DIRECTIONS:
Wherever the word "tolerances" turns up in a line of the entries, copy that line.

Records that describe figures:
* START *

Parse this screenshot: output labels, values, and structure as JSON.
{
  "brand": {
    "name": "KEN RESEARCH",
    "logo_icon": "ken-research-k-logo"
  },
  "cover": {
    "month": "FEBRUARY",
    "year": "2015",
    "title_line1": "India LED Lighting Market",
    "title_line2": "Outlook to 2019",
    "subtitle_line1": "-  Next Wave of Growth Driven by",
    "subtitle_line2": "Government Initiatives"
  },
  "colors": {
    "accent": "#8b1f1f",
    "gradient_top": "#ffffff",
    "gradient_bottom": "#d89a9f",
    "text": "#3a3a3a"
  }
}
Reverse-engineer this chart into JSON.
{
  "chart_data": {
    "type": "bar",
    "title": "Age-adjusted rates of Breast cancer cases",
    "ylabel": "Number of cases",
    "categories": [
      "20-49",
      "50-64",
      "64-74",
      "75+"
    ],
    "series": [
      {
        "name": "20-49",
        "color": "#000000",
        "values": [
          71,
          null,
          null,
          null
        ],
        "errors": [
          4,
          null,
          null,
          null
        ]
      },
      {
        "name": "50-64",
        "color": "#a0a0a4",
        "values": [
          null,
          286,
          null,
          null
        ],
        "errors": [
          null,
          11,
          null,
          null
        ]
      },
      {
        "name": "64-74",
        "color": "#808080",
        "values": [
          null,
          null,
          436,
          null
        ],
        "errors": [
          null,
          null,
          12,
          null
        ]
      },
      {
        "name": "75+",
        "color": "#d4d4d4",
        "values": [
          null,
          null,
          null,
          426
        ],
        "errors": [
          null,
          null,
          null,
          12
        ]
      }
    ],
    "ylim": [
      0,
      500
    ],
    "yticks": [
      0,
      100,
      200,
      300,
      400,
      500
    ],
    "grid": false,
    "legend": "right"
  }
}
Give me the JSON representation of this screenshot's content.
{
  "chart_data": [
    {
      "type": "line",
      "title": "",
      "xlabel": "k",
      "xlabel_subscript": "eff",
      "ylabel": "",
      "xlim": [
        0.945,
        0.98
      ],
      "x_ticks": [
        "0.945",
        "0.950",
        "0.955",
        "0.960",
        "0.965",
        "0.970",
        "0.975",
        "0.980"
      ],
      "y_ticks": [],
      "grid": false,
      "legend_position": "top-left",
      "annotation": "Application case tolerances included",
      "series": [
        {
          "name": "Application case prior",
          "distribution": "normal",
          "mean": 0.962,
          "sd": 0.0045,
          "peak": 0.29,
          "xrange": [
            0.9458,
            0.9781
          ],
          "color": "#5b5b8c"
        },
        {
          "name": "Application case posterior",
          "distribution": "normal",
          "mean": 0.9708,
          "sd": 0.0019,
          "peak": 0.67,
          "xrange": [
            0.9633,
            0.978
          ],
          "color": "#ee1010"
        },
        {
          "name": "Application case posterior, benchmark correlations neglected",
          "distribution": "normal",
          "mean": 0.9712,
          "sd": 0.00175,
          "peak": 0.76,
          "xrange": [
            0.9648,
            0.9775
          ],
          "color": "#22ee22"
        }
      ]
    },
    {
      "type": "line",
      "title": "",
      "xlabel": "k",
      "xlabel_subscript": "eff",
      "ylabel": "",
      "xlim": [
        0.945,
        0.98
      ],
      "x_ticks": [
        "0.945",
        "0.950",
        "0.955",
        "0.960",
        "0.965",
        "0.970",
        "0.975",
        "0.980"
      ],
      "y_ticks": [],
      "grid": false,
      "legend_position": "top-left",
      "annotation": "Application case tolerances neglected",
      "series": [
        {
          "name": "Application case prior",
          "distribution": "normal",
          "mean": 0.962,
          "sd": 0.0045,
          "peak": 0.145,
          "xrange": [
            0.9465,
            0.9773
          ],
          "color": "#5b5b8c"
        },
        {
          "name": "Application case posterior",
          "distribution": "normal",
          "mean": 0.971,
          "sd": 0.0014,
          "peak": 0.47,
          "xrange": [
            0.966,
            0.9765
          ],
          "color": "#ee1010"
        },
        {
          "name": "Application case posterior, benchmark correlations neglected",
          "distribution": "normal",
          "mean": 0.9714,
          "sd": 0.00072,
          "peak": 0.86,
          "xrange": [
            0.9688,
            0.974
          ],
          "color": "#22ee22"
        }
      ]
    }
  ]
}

* END *

THE RESPONSE:
      "annotation": "Application case tolerances included",
      "annotation": "Application case tolerances neglected",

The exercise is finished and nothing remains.